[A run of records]
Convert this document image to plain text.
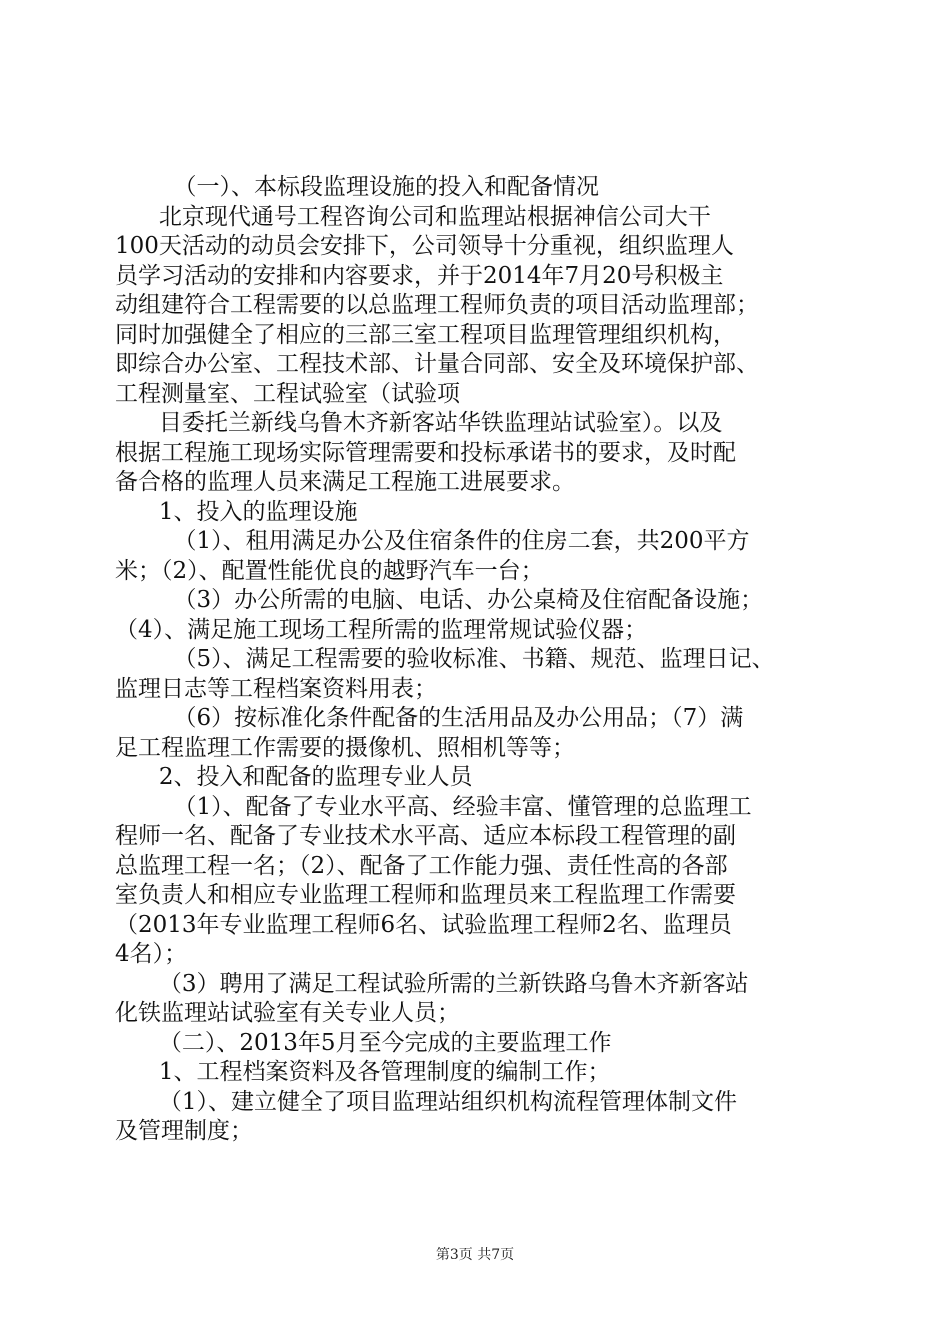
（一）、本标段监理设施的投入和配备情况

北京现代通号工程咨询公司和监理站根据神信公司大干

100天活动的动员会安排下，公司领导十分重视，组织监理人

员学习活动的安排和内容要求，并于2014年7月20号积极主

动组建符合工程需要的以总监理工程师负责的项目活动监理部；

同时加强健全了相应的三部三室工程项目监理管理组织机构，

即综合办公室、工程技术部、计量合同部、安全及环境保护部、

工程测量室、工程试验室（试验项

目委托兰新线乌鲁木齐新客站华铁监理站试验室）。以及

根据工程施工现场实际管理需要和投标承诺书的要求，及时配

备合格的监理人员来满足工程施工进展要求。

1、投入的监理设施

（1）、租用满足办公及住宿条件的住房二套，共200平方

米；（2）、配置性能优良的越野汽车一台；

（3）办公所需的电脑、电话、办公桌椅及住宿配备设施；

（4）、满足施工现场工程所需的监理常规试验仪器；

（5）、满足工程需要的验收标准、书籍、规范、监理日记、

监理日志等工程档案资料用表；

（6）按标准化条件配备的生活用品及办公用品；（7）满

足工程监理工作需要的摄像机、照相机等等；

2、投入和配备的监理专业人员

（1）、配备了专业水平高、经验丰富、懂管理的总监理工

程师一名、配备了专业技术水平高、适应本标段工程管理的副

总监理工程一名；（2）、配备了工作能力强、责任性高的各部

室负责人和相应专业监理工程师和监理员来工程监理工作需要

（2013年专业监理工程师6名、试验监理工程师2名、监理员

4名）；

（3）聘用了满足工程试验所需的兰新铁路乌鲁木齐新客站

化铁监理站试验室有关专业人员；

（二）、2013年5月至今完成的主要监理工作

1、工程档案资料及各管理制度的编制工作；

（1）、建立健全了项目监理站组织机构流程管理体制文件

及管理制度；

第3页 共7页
---
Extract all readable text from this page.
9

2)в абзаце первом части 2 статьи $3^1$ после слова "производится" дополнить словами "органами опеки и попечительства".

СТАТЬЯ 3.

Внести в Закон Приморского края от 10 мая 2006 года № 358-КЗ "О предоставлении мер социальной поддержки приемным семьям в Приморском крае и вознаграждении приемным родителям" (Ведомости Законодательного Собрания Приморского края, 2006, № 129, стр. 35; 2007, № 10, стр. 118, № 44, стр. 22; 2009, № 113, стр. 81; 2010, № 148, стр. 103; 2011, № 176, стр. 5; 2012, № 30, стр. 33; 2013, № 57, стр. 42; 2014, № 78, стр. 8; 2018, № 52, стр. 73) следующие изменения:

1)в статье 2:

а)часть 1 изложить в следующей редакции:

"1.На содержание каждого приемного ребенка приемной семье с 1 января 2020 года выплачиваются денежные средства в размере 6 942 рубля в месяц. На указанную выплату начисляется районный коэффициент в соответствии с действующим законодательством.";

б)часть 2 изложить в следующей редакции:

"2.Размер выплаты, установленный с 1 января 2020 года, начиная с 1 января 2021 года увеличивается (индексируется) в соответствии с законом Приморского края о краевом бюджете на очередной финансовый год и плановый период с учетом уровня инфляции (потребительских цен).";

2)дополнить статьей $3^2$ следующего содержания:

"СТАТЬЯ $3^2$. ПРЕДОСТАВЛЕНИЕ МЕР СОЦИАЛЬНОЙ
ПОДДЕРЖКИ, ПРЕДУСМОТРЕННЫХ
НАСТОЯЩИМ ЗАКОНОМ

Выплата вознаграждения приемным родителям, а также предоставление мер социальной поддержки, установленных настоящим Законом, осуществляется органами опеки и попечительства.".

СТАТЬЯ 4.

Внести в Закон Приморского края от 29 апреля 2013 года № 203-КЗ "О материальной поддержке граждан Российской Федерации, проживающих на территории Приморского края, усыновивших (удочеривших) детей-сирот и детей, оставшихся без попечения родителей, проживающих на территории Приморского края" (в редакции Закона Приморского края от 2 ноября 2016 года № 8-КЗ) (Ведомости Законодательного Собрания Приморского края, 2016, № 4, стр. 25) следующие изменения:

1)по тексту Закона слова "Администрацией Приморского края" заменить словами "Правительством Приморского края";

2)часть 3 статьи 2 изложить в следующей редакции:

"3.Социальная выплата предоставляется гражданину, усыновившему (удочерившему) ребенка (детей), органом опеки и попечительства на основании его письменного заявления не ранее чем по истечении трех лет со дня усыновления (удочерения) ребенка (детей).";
==
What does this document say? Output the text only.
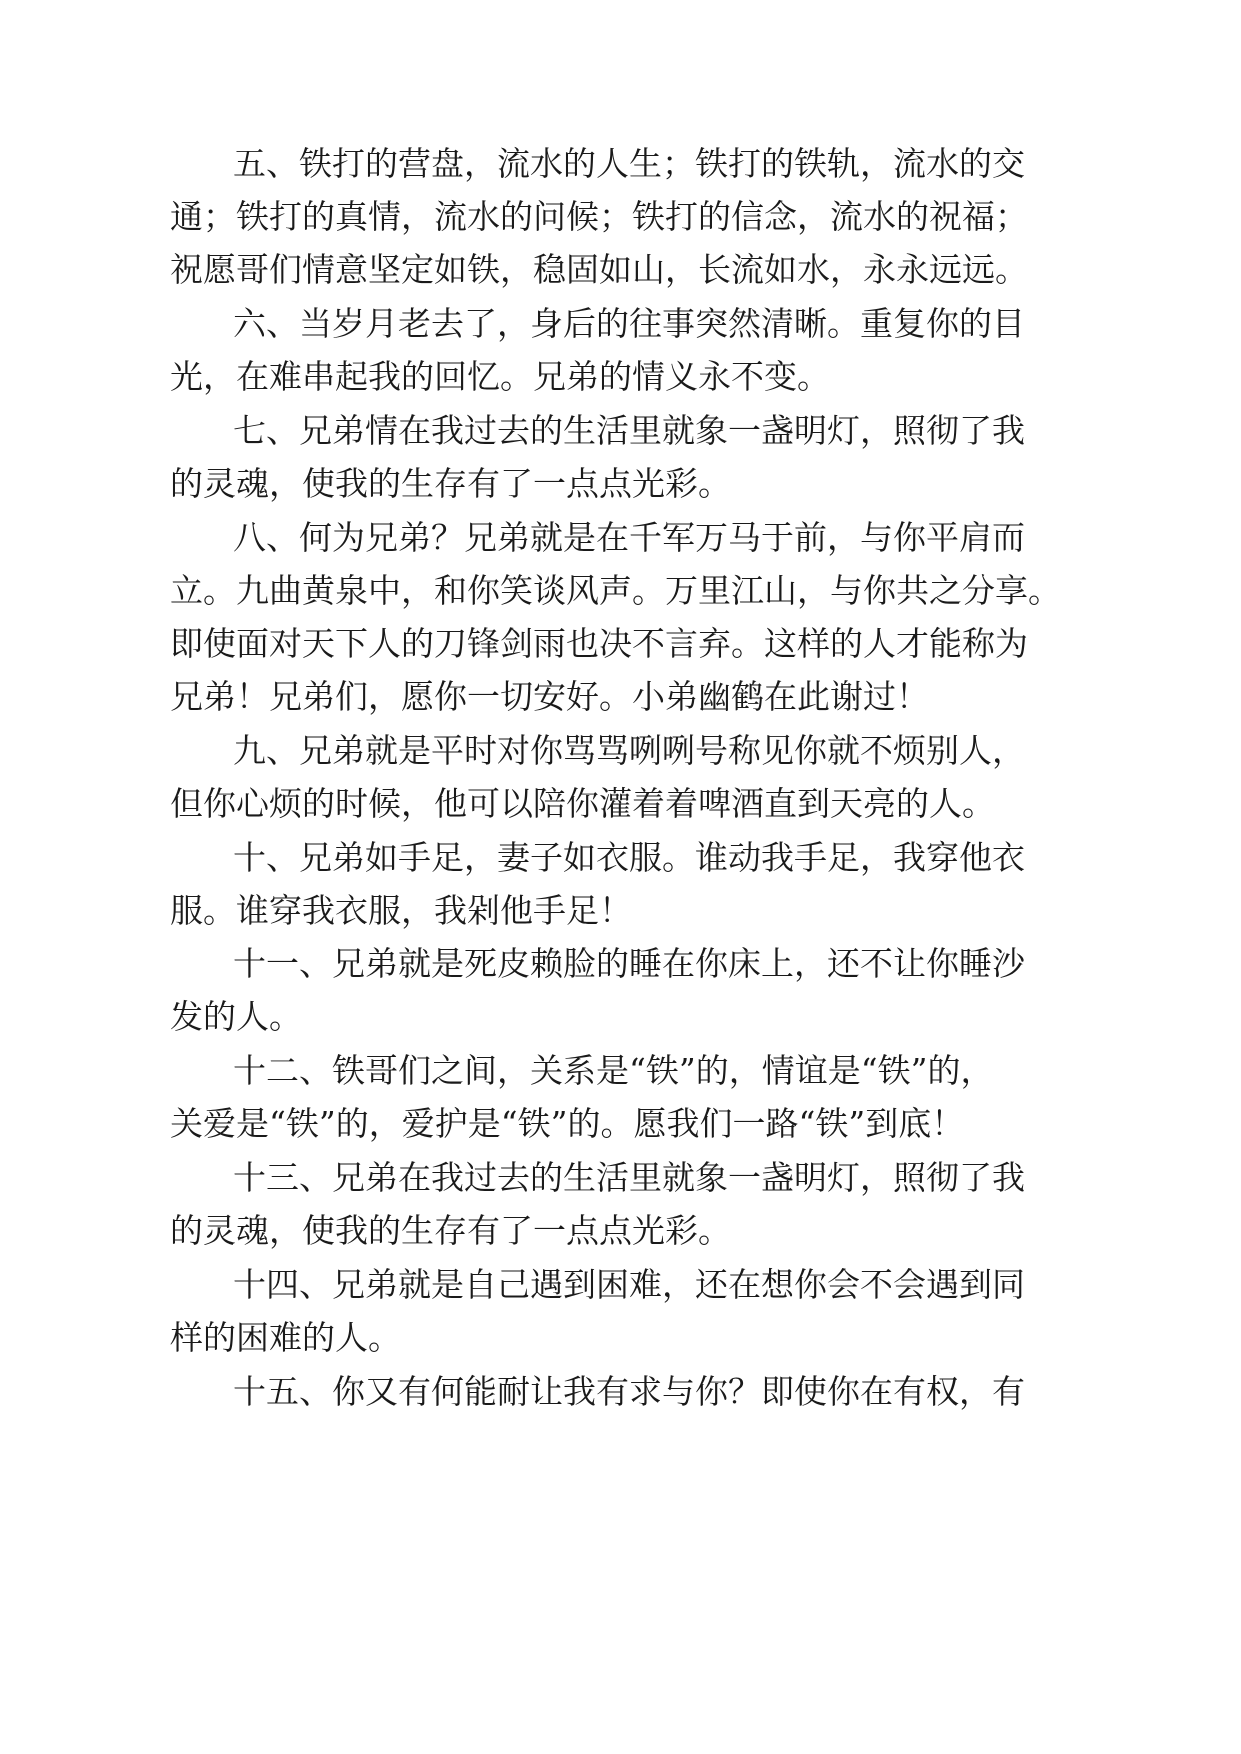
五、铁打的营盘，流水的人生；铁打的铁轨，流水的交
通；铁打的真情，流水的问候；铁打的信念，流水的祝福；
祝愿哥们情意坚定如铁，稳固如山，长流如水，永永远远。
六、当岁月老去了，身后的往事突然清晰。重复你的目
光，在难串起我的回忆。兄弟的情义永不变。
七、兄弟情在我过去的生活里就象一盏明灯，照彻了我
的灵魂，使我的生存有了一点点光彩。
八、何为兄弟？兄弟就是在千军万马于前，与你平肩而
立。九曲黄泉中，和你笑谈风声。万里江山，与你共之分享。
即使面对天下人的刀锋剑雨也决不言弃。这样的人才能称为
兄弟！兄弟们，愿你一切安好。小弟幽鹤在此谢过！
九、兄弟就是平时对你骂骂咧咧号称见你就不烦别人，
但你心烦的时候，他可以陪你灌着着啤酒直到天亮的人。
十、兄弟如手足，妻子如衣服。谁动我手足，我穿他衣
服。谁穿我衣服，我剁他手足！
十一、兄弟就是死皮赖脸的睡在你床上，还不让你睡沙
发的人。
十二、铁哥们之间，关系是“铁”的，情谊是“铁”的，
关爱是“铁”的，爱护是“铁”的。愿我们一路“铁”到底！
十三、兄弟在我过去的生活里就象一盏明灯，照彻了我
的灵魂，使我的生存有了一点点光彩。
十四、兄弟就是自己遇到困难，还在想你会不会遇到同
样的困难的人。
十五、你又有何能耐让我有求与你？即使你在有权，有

§ **EXERCISE DESCRIPTION**
Search the lines above for the string "text", then show every one that has it.

§ **SOLUTION TO THIS PROBLEM**
Convert this document image to plain text.
Extract all readable text from this page.
What does this document say? Output the text only.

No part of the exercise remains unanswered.